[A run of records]
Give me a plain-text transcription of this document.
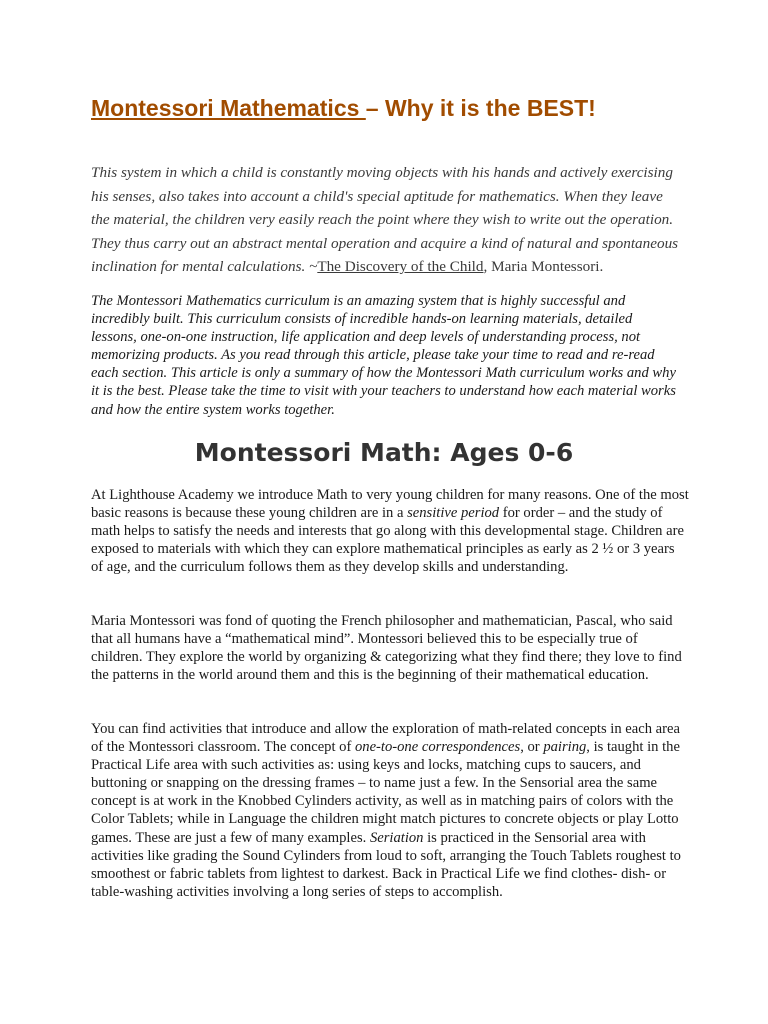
Montessori Mathematics – Why it is the BEST!
This system in which a child is constantly moving objects with his hands and actively exercising his senses, also takes into account a child's special aptitude for mathematics. When they leave the material, the children very easily reach the point where they wish to write out the operation. They thus carry out an abstract mental operation and acquire a kind of natural and spontaneous inclination for mental calculations. ~The Discovery of the Child, Maria Montessori.
The Montessori Mathematics curriculum is an amazing system that is highly successful and incredibly built. This curriculum consists of incredible hands-on learning materials, detailed lessons, one-on-one instruction, life application and deep levels of understanding process, not memorizing products. As you read through this article, please take your time to read and re-read each section. This article is only a summary of how the Montessori Math curriculum works and why it is the best. Please take the time to visit with your teachers to understand how each material works and how the entire system works together.
Montessori Math: Ages 0-6
At Lighthouse Academy we introduce Math to very young children for many reasons. One of the most basic reasons is because these young children are in a sensitive period for order – and the study of math helps to satisfy the needs and interests that go along with this developmental stage. Children are exposed to materials with which they can explore mathematical principles as early as 2 ½ or 3 years of age, and the curriculum follows them as they develop skills and understanding.
Maria Montessori was fond of quoting the French philosopher and mathematician, Pascal, who said that all humans have a “mathematical mind”. Montessori believed this to be especially true of children. They explore the world by organizing & categorizing what they find there; they love to find the patterns in the world around them and this is the beginning of their mathematical education.
You can find activities that introduce and allow the exploration of math-related concepts in each area of the Montessori classroom. The concept of one-to-one correspondences, or pairing, is taught in the Practical Life area with such activities as: using keys and locks, matching cups to saucers, and buttoning or snapping on the dressing frames – to name just a few. In the Sensorial area the same concept is at work in the Knobbed Cylinders activity, as well as in matching pairs of colors with the Color Tablets; while in Language the children might match pictures to concrete objects or play Lotto games. These are just a few of many examples. Seriation is practiced in the Sensorial area with activities like grading the Sound Cylinders from loud to soft, arranging the Touch Tablets roughest to smoothest or fabric tablets from lightest to darkest. Back in Practical Life we find clothes- dish- or table-washing activities involving a long series of steps to accomplish.
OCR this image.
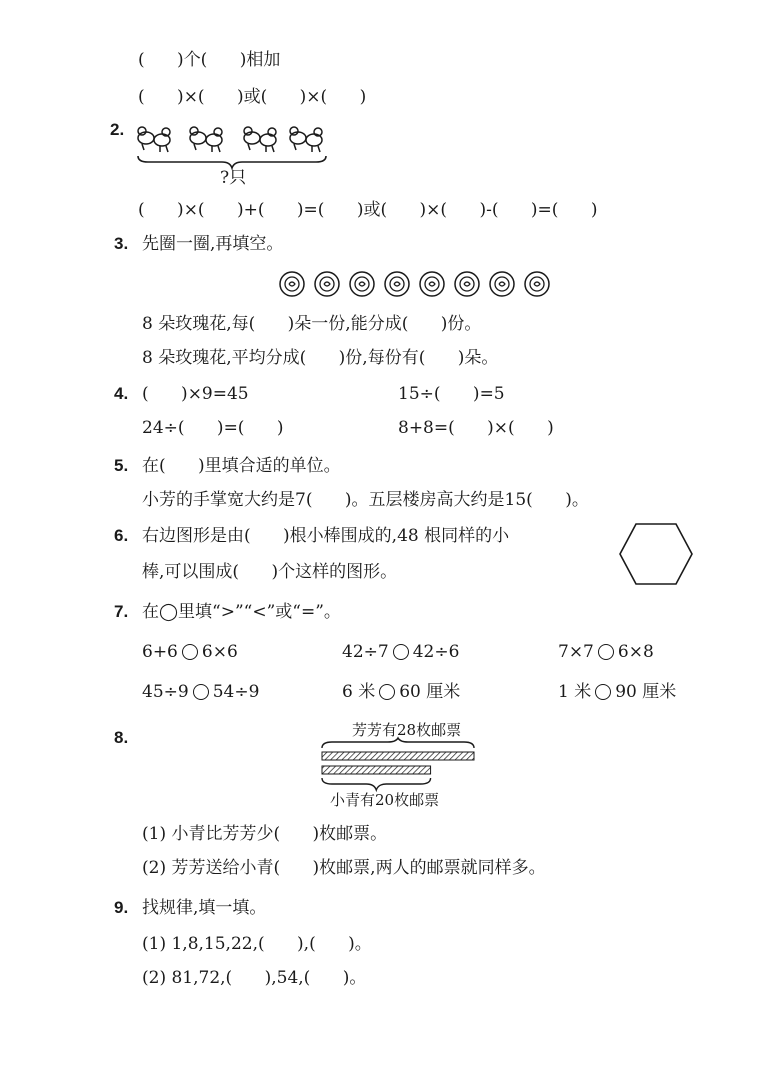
(      )个(      )相加
(      )×(      )或(      )×(      )
2.
?只
(      )×(      )+(      )=(      )或(      )×(      )-(      )=(      )
3. 先圈一圈,再填空。
8 朵玫瑰花,每(      )朵一份,能分成(      )份。
8 朵玫瑰花,平均分成(      )份,每份有(      )朵。
4. (      )×9=45	15÷(      )=5
24÷(      )=(      )	8+8=(      )×(      )
5. 在(      )里填合适的单位。
小芳的手掌宽大约是7(      )。五层楼房高大约是15(      )。
6. 右边图形是由(      )根小棒围成的,48 根同样的小
棒,可以围成(      )个这样的图形。
7. 在◯里填“>”“<”或“=”。
6+6 6×6	42÷7 42÷6	7×7 6×8
45÷9 54÷9	6 米 60 厘米	1 米 90 厘米
8.	芳芳有28枚邮票
小青有20枚邮票
(1) 小青比芳芳少(      )枚邮票。
(2) 芳芳送给小青(      )枚邮票,两人的邮票就同样多。
9. 找规律,填一填。
(1) 1,8,15,22,(      ),(      )。
(2) 81,72,(      ),54,(      )。
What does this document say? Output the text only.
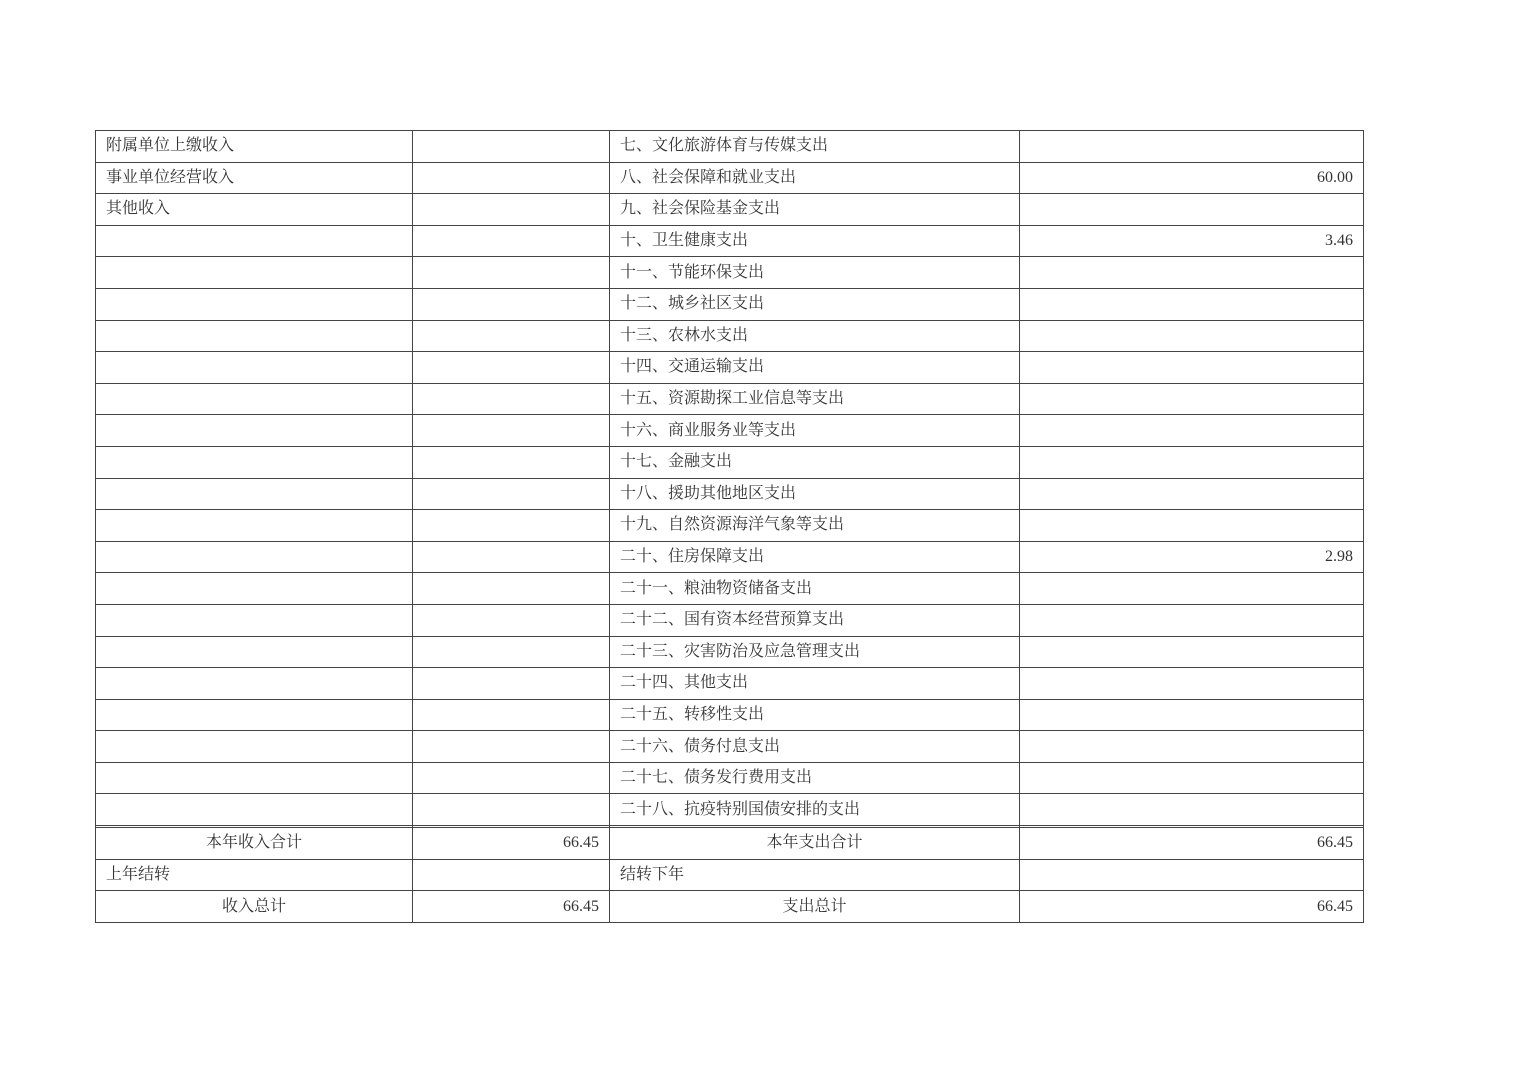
附属单位上缴收入		七、文化旅游体育与传媒支出	
事业单位经营收入		八、社会保障和就业支出	60.00
其他收入		九、社会保险基金支出	
		十、卫生健康支出	3.46
		十一、节能环保支出	
		十二、城乡社区支出	
		十三、农林水支出	
		十四、交通运输支出	
		十五、资源勘探工业信息等支出	
		十六、商业服务业等支出	
		十七、金融支出	
		十八、援助其他地区支出	
		十九、自然资源海洋气象等支出	
		二十、住房保障支出	2.98
		二十一、粮油物资储备支出	
		二十二、国有资本经营预算支出	
		二十三、灾害防治及应急管理支出	
		二十四、其他支出	
		二十五、转移性支出	
		二十六、债务付息支出	
		二十七、债务发行费用支出	
		二十八、抗疫特别国债安排的支出	

本年收入合计	66.45	本年支出合计	66.45
上年结转		结转下年	
收入总计	66.45	支出总计	66.45
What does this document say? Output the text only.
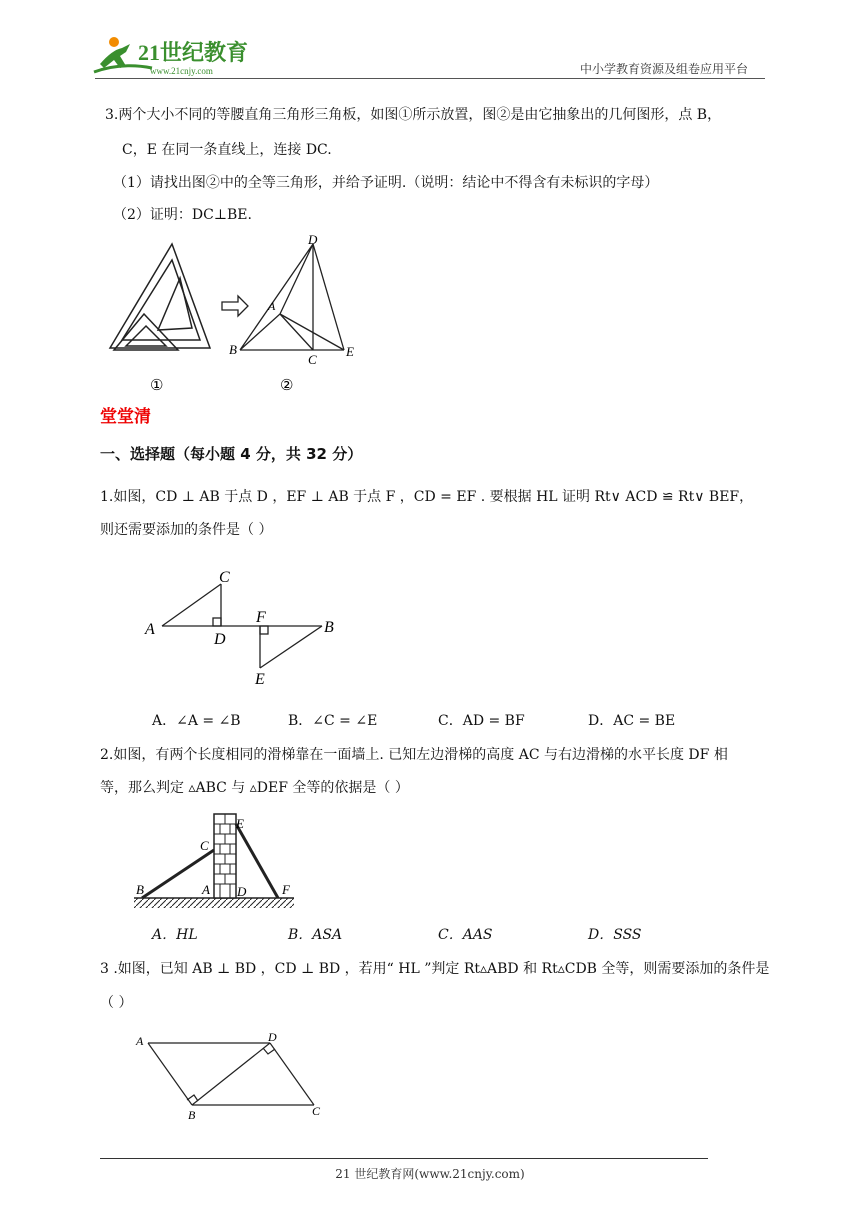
21世纪教育
www.21cnjy.com	中小学教育资源及组卷应用平台
3.两个大小不同的等腰直角三角形三角板，如图①所示放置，图②是由它抽象出的几何图形，点 B，
C，E 在同一条直线上，连接 DC.
（1）请找出图②中的全等三角形，并给予证明.（说明：结论中不得含有未标识的字母）
（2）证明：DC⊥BE.
D
A
B
C
E
①	②
堂堂清
一、选择题（每小题 4 分，共 32 分）
1.如图，CD ⊥ AB 于点 D ，EF ⊥ AB 于点 F ，CD = EF . 要根据 HL 证明 Rt∨ ACD ≌ Rt∨ BEF，
则还需要添加的条件是（ ）
C
A
D
F
B
E
A．∠A = ∠B	B．∠C = ∠E	C．AD = BF	D．AC = BE
2.如图，有两个长度相同的滑梯靠在一面墙上. 已知左边滑梯的高度 AC 与右边滑梯的水平长度 DF 相
等，那么判定 ▵ABC 与 ▵DEF 全等的依据是（ ）
E
C
B	A D	F
A．HL	B．ASA	C．AAS	D．SSS
3 .如图，已知 AB ⊥ BD ，CD ⊥ BD ，若用“ HL ”判定 Rt▵ABD 和 Rt▵CDB 全等，则需要添加的条件是
（ ）
A	D
B	C
21 世纪教育网(www.21cnjy.com)
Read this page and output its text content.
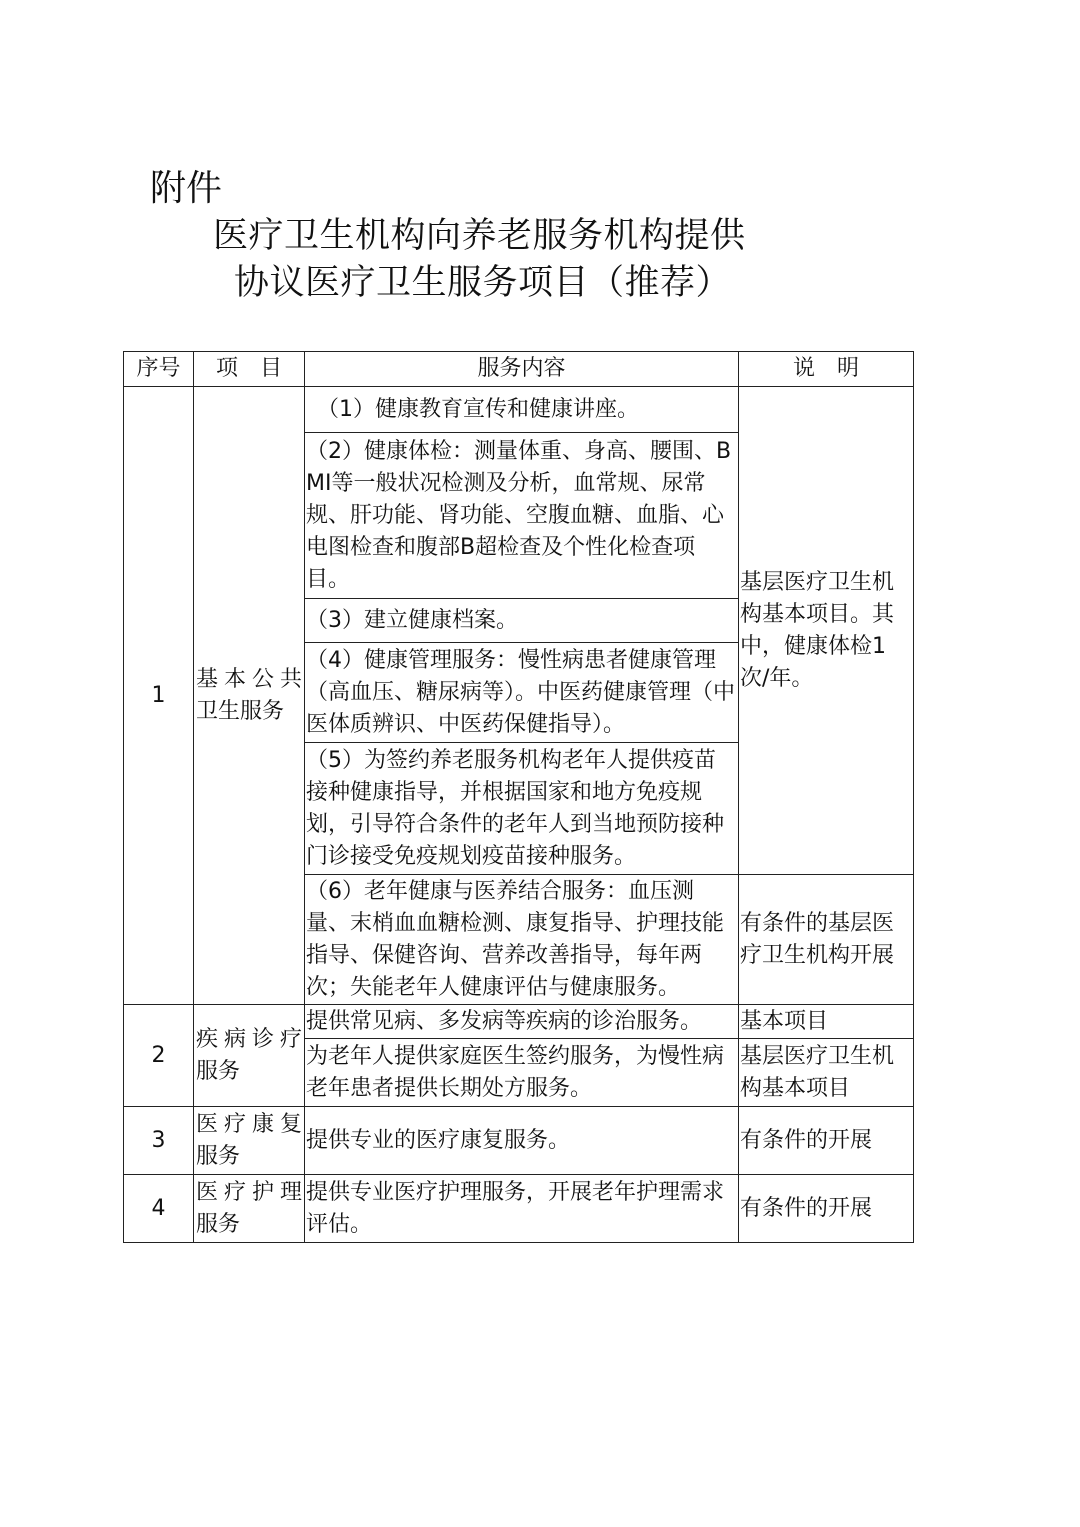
附件
医疗卫生机构向养老服务机构提供
协议医疗卫生服务项目（推荐）
序号	项　目	服务内容	说　明
1	基本公共卫生服务	（1）健康教育宣传和健康讲座。	基层医疗卫生机构基本项目。其中，健康体检1次/年。
		（2）健康体检：测量体重、身高、腰围、BMI等一般状况检测及分析，血常规、尿常规、肝功能、肾功能、空腹血糖、血脂、心电图检查和腹部B超检查及个性化检查项目。	
		（3）建立健康档案。	
		（4）健康管理服务：慢性病患者健康管理（高血压、糖尿病等）。中医药健康管理（中医体质辨识、中医药保健指导）。	
		（5）为签约养老服务机构老年人提供疫苗接种健康指导，并根据国家和地方免疫规划，引导符合条件的老年人到当地预防接种门诊接受免疫规划疫苗接种服务。	
		（6）老年健康与医养结合服务：血压测量、末梢血血糖检测、康复指导、护理技能指导、保健咨询、营养改善指导，每年两次；失能老年人健康评估与健康服务。	有条件的基层医疗卫生机构开展
2	疾病诊疗服务	提供常见病、多发病等疾病的诊治服务。	基本项目
		为老年人提供家庭医生签约服务，为慢性病老年患者提供长期处方服务。	基层医疗卫生机构基本项目
3	医疗康复服务	提供专业的医疗康复服务。	有条件的开展
4	医疗护理服务	提供专业医疗护理服务，开展老年护理需求评估。	有条件的开展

__Request__
Pull every line containing the word "understanding" out of the material and copy it.

__Written reply__
The Montessori Mathematics curriculum is an amazing system that is highly successful and incredibly built. This curriculum consists of incredible hands-on learning materials, detailed lessons, one-on-one instruction, life application and deep levels of understanding process, not memorizing products. As you read through this article, please take your time to read and re-read each section. This article is only a summary of how the Montessori Math curriculum works and why it is the best. Please take the time to visit with your teachers to understand how each material works and how the entire system works together.
At Lighthouse Academy we introduce Math to very young children for many reasons. One of the most basic reasons is because these young children are in a sensitive period for order – and the study of math helps to satisfy the needs and interests that go along with this developmental stage. Children are exposed to materials with which they can explore mathematical principles as early as 2 ½ or 3 years of age, and the curriculum follows them as they develop skills and understanding.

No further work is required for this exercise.